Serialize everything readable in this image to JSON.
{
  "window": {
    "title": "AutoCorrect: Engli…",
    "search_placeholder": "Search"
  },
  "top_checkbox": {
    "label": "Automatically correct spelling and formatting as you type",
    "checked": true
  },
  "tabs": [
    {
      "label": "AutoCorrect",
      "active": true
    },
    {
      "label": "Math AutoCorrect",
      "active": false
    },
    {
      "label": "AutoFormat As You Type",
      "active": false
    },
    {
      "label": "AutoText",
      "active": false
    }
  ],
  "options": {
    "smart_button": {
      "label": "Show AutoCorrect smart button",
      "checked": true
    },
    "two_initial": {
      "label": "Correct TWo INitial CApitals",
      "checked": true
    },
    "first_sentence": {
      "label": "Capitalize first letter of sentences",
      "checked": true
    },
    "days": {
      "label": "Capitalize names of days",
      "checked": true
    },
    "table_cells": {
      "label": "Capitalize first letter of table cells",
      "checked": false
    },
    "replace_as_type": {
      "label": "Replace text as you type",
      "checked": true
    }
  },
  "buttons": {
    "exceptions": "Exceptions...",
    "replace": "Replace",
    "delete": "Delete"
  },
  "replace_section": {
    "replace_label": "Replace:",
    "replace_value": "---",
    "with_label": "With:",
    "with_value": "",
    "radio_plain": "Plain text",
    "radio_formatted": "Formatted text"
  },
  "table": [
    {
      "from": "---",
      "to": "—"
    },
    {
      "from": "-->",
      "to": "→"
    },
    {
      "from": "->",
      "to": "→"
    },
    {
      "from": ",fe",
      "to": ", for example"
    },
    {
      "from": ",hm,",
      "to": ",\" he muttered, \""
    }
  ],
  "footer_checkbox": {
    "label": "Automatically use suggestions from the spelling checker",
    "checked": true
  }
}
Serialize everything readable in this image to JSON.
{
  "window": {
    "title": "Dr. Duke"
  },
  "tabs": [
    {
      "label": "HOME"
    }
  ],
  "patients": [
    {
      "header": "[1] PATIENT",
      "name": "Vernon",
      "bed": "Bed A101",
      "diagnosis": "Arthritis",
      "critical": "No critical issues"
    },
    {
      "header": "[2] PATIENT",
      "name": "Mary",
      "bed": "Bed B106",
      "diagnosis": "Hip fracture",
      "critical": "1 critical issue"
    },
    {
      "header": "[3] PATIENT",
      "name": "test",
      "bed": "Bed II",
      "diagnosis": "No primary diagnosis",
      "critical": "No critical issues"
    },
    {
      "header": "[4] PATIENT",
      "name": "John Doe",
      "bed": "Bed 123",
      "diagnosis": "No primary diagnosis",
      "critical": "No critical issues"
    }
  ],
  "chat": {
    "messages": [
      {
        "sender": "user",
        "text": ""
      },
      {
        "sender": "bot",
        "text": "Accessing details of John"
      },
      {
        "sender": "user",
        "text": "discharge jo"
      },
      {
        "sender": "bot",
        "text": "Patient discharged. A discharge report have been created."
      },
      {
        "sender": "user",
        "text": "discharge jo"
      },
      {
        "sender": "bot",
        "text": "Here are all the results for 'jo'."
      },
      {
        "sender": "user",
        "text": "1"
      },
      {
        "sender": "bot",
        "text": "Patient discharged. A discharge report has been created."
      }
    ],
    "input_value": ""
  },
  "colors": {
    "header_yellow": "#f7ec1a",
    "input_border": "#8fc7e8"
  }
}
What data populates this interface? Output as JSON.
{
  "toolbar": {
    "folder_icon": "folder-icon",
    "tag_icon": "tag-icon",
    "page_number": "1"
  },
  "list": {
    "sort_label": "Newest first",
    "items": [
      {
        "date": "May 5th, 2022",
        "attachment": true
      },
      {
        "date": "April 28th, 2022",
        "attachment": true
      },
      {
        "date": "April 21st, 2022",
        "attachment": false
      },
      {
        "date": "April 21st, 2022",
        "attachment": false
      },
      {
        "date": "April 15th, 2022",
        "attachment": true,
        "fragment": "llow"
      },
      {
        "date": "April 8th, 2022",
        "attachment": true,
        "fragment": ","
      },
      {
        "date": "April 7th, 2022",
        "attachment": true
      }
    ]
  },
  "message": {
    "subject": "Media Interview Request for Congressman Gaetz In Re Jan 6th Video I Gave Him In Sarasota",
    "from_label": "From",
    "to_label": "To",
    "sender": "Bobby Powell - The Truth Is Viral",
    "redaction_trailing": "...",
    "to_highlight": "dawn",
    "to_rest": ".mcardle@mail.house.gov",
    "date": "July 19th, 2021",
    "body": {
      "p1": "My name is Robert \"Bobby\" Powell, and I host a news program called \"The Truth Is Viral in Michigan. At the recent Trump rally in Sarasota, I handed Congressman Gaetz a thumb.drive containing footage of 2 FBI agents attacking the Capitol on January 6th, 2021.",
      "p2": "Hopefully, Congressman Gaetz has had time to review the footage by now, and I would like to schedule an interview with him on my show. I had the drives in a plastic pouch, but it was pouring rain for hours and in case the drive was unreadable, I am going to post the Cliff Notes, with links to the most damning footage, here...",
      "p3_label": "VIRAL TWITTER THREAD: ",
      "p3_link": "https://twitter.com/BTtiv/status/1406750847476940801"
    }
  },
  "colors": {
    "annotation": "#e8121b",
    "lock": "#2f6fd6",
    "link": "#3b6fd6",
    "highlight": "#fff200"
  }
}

=====

» **Assigned task**
Repeat the data word for word. Leave nothing out.

» **Output of the task**
Serialize everything readable in this image to JSON.
{
  "window": {
    "title": "AutoCorrect: Engli…",
    "search_placeholder": "Search"
  },
  "top_checkbox": {
    "label": "Automatically correct spelling and formatting as you type",
    "checked": true
  },
  "tabs": [
    {
      "label": "AutoCorrect",
      "active": true
    },
    {
      "label": "Math AutoCorrect",
      "active": false
    },
    {
      "label": "AutoFormat As You Type",
      "active": false
    },
    {
      "label": "AutoText",
      "active": false
    }
  ],
  "options": {
    "smart_button": {
      "label": "Show AutoCorrect smart button",
      "checked": true
    },
    "two_initial": {
      "label": "Correct TWo INitial CApitals",
      "checked": true
    },
    "first_sentence": {
      "label": "Capitalize first letter of sentences",
      "checked": true
    },
    "days": {
      "label": "Capitalize names of days",
      "checked": true
    },
    "table_cells": {
      "label": "Capitalize first letter of table cells",
      "checked": false
    },
    "replace_as_type": {
      "label": "Replace text as you type",
      "checked": true
    }
  },
  "buttons": {
    "exceptions": "Exceptions...",
    "replace": "Replace",
    "delete": "Delete"
  },
  "replace_section": {
    "replace_label": "Replace:",
    "replace_value": "---",
    "with_label": "With:",
    "with_value": "",
    "radio_plain": "Plain text",
    "radio_formatted": "Formatted text"
  },
  "table": [
    {
      "from": "---",
      "to": "—"
    },
    {
      "from": "-->",
      "to": "→"
    },
    {
      "from": "->",
      "to": "→"
    },
    {
      "from": ",fe",
      "to": ", for example"
    },
    {
      "from": ",hm,",
      "to": ",\" he muttered, \""
    }
  ],
  "footer_checkbox": {
    "label": "Automatically use suggestions from the spelling checker",
    "checked": true
  }
}
Serialize everything readable in this image to JSON.
{
  "window": {
    "title": "Dr. Duke"
  },
  "tabs": [
    {
      "label": "HOME"
    }
  ],
  "patients": [
    {
      "header": "[1] PATIENT",
      "name": "Vernon",
      "bed": "Bed A101",
      "diagnosis": "Arthritis",
      "critical": "No critical issues"
    },
    {
      "header": "[2] PATIENT",
      "name": "Mary",
      "bed": "Bed B106",
      "diagnosis": "Hip fracture",
      "critical": "1 critical issue"
    },
    {
      "header": "[3] PATIENT",
      "name": "test",
      "bed": "Bed II",
      "diagnosis": "No primary diagnosis",
      "critical": "No critical issues"
    },
    {
      "header": "[4] PATIENT",
      "name": "John Doe",
      "bed": "Bed 123",
      "diagnosis": "No primary diagnosis",
      "critical": "No critical issues"
    }
  ],
  "chat": {
    "messages": [
      {
        "sender": "user",
        "text": ""
      },
      {
        "sender": "bot",
        "text": "Accessing details of John"
      },
      {
        "sender": "user",
        "text": "discharge jo"
      },
      {
        "sender": "bot",
        "text": "Patient discharged. A discharge report have been created."
      },
      {
        "sender": "user",
        "text": "discharge jo"
      },
      {
        "sender": "bot",
        "text": "Here are all the results for 'jo'."
      },
      {
        "sender": "user",
        "text": "1"
      },
      {
        "sender": "bot",
        "text": "Patient discharged. A discharge report has been created."
      }
    ],
    "input_value": ""
  },
  "colors": {
    "header_yellow": "#f7ec1a",
    "input_border": "#8fc7e8"
  }
}
What data populates this interface? Output as JSON.
{
  "toolbar": {
    "folder_icon": "folder-icon",
    "tag_icon": "tag-icon",
    "page_number": "1"
  },
  "list": {
    "sort_label": "Newest first",
    "items": [
      {
        "date": "May 5th, 2022",
        "attachment": true
      },
      {
        "date": "April 28th, 2022",
        "attachment": true
      },
      {
        "date": "April 21st, 2022",
        "attachment": false
      },
      {
        "date": "April 21st, 2022",
        "attachment": false
      },
      {
        "date": "April 15th, 2022",
        "attachment": true,
        "fragment": "llow"
      },
      {
        "date": "April 8th, 2022",
        "attachment": true,
        "fragment": ","
      },
      {
        "date": "April 7th, 2022",
        "attachment": true
      }
    ]
  },
  "message": {
    "subject": "Media Interview Request for Congressman Gaetz In Re Jan 6th Video I Gave Him In Sarasota",
    "from_label": "From",
    "to_label": "To",
    "sender": "Bobby Powell - The Truth Is Viral",
    "redaction_trailing": "...",
    "to_highlight": "dawn",
    "to_rest": ".mcardle@mail.house.gov",
    "date": "July 19th, 2021",
    "body": {
      "p1": "My name is Robert \"Bobby\" Powell, and I host a news program called \"The Truth Is Viral in Michigan. At the recent Trump rally in Sarasota, I handed Congressman Gaetz a thumb.drive containing footage of 2 FBI agents attacking the Capitol on January 6th, 2021.",
      "p2": "Hopefully, Congressman Gaetz has had time to review the footage by now, and I would like to schedule an interview with him on my show. I had the drives in a plastic pouch, but it was pouring rain for hours and in case the drive was unreadable, I am going to post the Cliff Notes, with links to the most damning footage, here...",
      "p3_label": "VIRAL TWITTER THREAD: ",
      "p3_link": "https://twitter.com/BTtiv/status/1406750847476940801"
    }
  },
  "colors": {
    "annotation": "#e8121b",
    "lock": "#2f6fd6",
    "link": "#3b6fd6",
    "highlight": "#fff200"
  }
}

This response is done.